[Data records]
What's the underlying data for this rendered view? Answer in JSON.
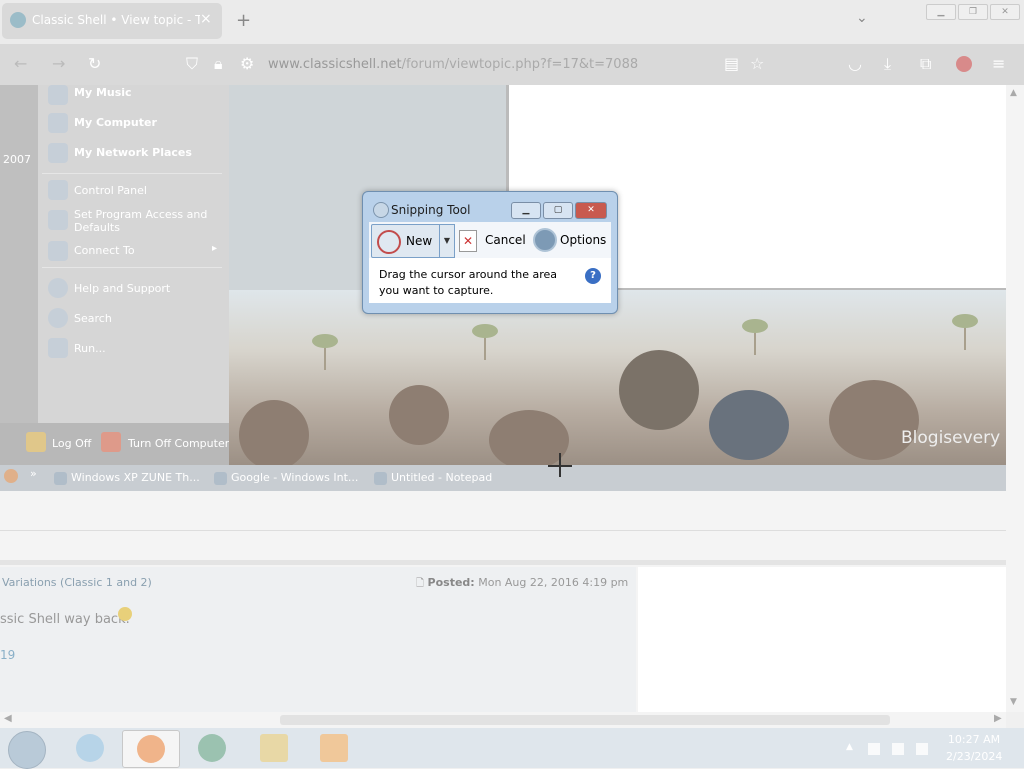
{
  "browser": {
    "tab_title": "Classic Shell • View topic - Take",
    "tab_close": "×",
    "new_tab": "+",
    "tab_list": "⌄",
    "url_host": "www.classicshell.net",
    "url_path": "/forum/viewtopic.php?f=17&t=7088"
  },
  "xp_start_menu": {
    "year_label": "2007",
    "items_bold": [
      "My Music",
      "My Computer",
      "My Network Places"
    ],
    "items": [
      "Control Panel",
      "Set Program Access and",
      "Defaults",
      "Connect To",
      "Help and Support",
      "Search",
      "Run..."
    ],
    "log_off": "Log Off",
    "turn_off": "Turn Off Computer",
    "submenu_arrow": "▸"
  },
  "xp_taskbar": {
    "tasks": [
      "Windows XP ZUNE Th...",
      "Google - Windows Int...",
      "Untitled - Notepad"
    ],
    "chevron": "»"
  },
  "photo": {
    "watermark": "Blogisevery"
  },
  "forum": {
    "post_subject": "Variations (Classic 1 and 2)",
    "posted_label": "Posted:",
    "posted_date": "Mon Aug 22, 2016 4:19 pm",
    "post_body": "ssic Shell way back.",
    "post_link": "19"
  },
  "snipping_tool": {
    "title": "Snipping Tool",
    "new_label": "New",
    "cancel_label": "Cancel",
    "options_label": "Options",
    "message_line1": "Drag the cursor around the area",
    "message_line2": "you want to capture.",
    "help": "?"
  },
  "taskbar": {
    "time": "10:27 AM",
    "date": "2/23/2024"
  }
}
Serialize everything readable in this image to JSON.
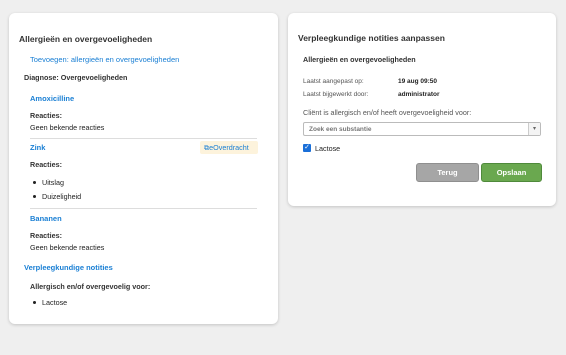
{
  "left": {
    "title": "Allergieën en overgevoeligheden",
    "add_link": "Toevoegen: allergieën en overgevoeligheden",
    "diagnosis": "Diagnose: Overgevoeligheden",
    "items": [
      {
        "name": "Amoxicilline",
        "reactions_label": "Reacties:",
        "reactions_text": "Geen bekende reacties"
      },
      {
        "name": "Zink",
        "eoverdracht": "eOverdracht",
        "reactions_label": "Reacties:",
        "reactions": [
          "Uitslag",
          "Duizeligheid"
        ]
      },
      {
        "name": "Bananen",
        "reactions_label": "Reacties:",
        "reactions_text": "Geen bekende reacties"
      }
    ],
    "notes_title": "Verpleegkundige notities",
    "notes_label": "Allergisch en/of overgevoelig voor:",
    "notes_items": [
      "Lactose"
    ]
  },
  "right": {
    "title": "Verpleegkundige notities aanpassen",
    "subtitle": "Allergieën en overgevoeligheden",
    "last_modified_label": "Laatst aangepast op:",
    "last_modified_value": "19 aug 09:50",
    "last_updated_label": "Laatst bijgewerkt door:",
    "last_updated_value": "administrator",
    "question": "Cliënt is allergisch en/of heeft overgevoeligheid voor:",
    "search_placeholder": "Zoek een substantie",
    "checkbox_label": "Lactose",
    "checkbox_checked": true,
    "back_button": "Terug",
    "save_button": "Opslaan"
  },
  "colors": {
    "link": "#1a7fd4",
    "save": "#6aa84f",
    "back": "#a6a6a6",
    "badge_bg": "#fdf3dc"
  }
}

PROBLEM
Exactly those lines that run from the line holding "Serialize everything readable" to the end of the listing above, both included, are to be reproduced, with pictures left out.

REPLY TO THE EXERCISE
Serialize everything readable in this image to JSON.
{
  "left": {
    "title": "Allergieën en overgevoeligheden",
    "add_link": "Toevoegen: allergieën en overgevoeligheden",
    "diagnosis": "Diagnose: Overgevoeligheden",
    "items": [
      {
        "name": "Amoxicilline",
        "reactions_label": "Reacties:",
        "reactions_text": "Geen bekende reacties"
      },
      {
        "name": "Zink",
        "eoverdracht": "eOverdracht",
        "reactions_label": "Reacties:",
        "reactions": [
          "Uitslag",
          "Duizeligheid"
        ]
      },
      {
        "name": "Bananen",
        "reactions_label": "Reacties:",
        "reactions_text": "Geen bekende reacties"
      }
    ],
    "notes_title": "Verpleegkundige notities",
    "notes_label": "Allergisch en/of overgevoelig voor:",
    "notes_items": [
      "Lactose"
    ]
  },
  "right": {
    "title": "Verpleegkundige notities aanpassen",
    "subtitle": "Allergieën en overgevoeligheden",
    "last_modified_label": "Laatst aangepast op:",
    "last_modified_value": "19 aug 09:50",
    "last_updated_label": "Laatst bijgewerkt door:",
    "last_updated_value": "administrator",
    "question": "Cliënt is allergisch en/of heeft overgevoeligheid voor:",
    "search_placeholder": "Zoek een substantie",
    "checkbox_label": "Lactose",
    "checkbox_checked": true,
    "back_button": "Terug",
    "save_button": "Opslaan"
  },
  "colors": {
    "link": "#1a7fd4",
    "save": "#6aa84f",
    "back": "#a6a6a6",
    "badge_bg": "#fdf3dc"
  }
}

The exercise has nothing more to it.